**Given request A**
From the article about Southern Paprika's glasshouse expansion, list the specific nuisances that neighbours complained about.
**Given request B**
Resume the article about Southern Paprika's glasshouse expansion from its last sentence.

**Excerpted passage**
>> begin

Southern Paprika chief Hamish Alexander wants to extend the company's greenhouse coverage from 10ha to 22ha. Picture / Martin Sykes

A rising star among rural businesses says conflicts with neighbours over use of land could kill its expansion plans, resulting in millions of dollars a year being lost to the community.

Southern Paprika, which has grown export capsicums near Warkworth, north of Auckland, since 1997, faces 30 objectors in its
bid for a land-use consent to boost glasshouse coverage from 10ha to 22ha at its Woodcocks Rd site.

Objections focus on the potential impacts on the rural character and neighbours showed the Herald pictures of glare when the sun reflected on the present blocks of glasshouses.

Others complained about workers playing loud music, odour from rotting waste plants and diffused light.

The Rodney District Council insisted on a publicly notified consent process because the glasshouses would cover 24 per cent of the site instead of the 10 per cent permitted in the general rural zone by the District Plan.

But Southern Paprika managing director Hamish Alexander told planning commissioners on Friday that the zone was meant for sustainable productive purposes and was not a countryside living zone.

Rural-residential subdivisions were spreading in the zone and creating a problem when new residents expected landowners to keep the picturesque rural outlook or to freeze development.

However, few rural lifestyle blocks produced an economic return.

Glasshouses gave a higher return from the land than cattle.

"I feel there has been too few considerations by the council to protect our rights as a horticultural producer," said Mr Alexander.

Intensive production in glasshouses was the way of the future and major glasshouses over more than 10 per cent of a site would become common in the countryside.

He said that declining his application or tagging a consent with unreasonable conditions would signal that rural-based businesses were no longer acceptable in the general rural zone.

>> end

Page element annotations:
>> begin

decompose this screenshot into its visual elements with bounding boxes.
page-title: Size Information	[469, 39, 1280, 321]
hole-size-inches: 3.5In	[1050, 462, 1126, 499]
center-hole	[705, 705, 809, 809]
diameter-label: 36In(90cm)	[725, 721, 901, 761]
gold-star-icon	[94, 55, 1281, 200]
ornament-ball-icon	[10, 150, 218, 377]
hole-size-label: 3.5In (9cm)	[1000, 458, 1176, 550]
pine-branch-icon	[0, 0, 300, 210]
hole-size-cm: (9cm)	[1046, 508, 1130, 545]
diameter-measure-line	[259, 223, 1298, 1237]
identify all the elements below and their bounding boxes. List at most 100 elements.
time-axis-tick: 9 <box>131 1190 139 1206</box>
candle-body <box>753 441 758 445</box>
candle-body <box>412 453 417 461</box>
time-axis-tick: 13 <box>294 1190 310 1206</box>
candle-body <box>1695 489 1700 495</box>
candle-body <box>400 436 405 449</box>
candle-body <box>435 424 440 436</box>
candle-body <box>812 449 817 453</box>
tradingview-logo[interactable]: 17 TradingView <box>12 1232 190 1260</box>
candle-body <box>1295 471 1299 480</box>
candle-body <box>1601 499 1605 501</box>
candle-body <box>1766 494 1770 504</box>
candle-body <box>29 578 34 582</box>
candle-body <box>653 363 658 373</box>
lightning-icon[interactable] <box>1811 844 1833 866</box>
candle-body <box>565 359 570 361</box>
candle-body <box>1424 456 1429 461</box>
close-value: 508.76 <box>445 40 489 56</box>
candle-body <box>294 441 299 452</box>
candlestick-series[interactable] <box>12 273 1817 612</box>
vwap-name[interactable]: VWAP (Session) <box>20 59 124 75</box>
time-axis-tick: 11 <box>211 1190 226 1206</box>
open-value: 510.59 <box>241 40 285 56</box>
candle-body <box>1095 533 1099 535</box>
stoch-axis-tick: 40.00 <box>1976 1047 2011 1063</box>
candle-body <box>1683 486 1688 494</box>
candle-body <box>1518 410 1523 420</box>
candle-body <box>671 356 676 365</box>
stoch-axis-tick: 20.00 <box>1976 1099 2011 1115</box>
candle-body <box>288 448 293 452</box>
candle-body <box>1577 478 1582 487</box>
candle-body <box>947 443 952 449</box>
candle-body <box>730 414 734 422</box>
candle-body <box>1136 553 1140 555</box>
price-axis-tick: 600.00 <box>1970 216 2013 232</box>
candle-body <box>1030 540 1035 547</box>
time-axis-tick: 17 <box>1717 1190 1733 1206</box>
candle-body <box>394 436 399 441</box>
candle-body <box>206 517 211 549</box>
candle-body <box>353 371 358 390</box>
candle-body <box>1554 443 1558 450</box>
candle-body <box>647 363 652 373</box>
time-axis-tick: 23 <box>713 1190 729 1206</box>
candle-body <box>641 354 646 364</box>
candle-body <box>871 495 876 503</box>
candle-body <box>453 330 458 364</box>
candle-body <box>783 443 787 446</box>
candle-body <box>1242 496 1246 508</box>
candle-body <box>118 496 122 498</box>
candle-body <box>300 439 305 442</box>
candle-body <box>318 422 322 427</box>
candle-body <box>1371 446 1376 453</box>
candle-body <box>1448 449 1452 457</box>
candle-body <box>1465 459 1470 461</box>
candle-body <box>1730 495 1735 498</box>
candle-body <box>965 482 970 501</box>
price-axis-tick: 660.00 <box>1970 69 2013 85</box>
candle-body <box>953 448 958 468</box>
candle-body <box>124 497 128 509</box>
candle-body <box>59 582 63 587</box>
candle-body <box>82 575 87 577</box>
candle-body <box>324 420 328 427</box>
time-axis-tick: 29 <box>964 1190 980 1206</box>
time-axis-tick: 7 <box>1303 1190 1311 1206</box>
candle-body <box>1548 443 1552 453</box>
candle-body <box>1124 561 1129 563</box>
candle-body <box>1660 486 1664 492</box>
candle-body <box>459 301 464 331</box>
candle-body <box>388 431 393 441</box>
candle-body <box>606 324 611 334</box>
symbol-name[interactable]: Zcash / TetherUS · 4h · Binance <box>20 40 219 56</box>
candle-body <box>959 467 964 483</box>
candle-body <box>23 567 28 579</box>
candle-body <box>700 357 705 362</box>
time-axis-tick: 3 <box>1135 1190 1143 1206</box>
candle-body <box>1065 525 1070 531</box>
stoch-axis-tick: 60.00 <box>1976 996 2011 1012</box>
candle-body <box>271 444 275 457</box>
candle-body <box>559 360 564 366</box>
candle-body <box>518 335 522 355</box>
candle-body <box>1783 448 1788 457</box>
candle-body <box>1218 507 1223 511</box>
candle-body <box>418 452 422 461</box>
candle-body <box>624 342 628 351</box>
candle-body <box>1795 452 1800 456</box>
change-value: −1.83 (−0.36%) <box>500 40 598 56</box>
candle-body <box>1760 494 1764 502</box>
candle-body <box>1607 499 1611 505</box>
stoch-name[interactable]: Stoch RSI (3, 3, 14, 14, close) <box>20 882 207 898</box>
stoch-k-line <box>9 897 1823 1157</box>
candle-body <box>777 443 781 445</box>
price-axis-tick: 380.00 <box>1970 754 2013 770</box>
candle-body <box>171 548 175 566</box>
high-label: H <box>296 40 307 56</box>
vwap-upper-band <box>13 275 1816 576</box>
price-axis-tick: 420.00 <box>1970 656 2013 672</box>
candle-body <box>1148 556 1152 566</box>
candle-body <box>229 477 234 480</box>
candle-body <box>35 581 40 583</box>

>> end

**Answer A**
- Glare when the sun reflected on the existing glasshouses
- Workers playing loud music
- Odour from rotting waste plants
- Diffused light

**Answer B**
"If we cannot expand in a reasonable manner within this zone and on its current site we will not be expanding within Rodney District."

Mr Alexander showed a supporting letter from Rodney MP Dr Lockwood Smith saying the region was the capsicum capital of New Zealand.

"More than 80 per cent of the country's $25 million a year capsicum exports are handled by two growing operations in Rodney," said Dr Smith.

The Rodney Economic Development Trust said the expansion plan would boost jobs from 80 to 120, placing the business in the top 10 highest employers in the area.

Council development planner Nicola Smith said the proposal was on an abnormal scale and intensity for the zone but landscape architects believed the operation could be screened from neighbours' views.

Neighbour Dean Blythen, of the Streamlands hereford cattle stud, said the neighbourhood was a mix of farms and smaller lifestyle blocks.

"We worry about our property valuations going down ... "

The commissioners reserved their decision.

Southern Paprika


* Grows capsicums in two glasshouses each 5ha in size.

* Employs 80 staff and pays wages of $2.2 million a year.

* Wants to build two 6ha glasshouses, adding 40 staff.

* Needs a land-use consent from the Rodney District Council.

* Argues its adverse effects on the environment are minimal.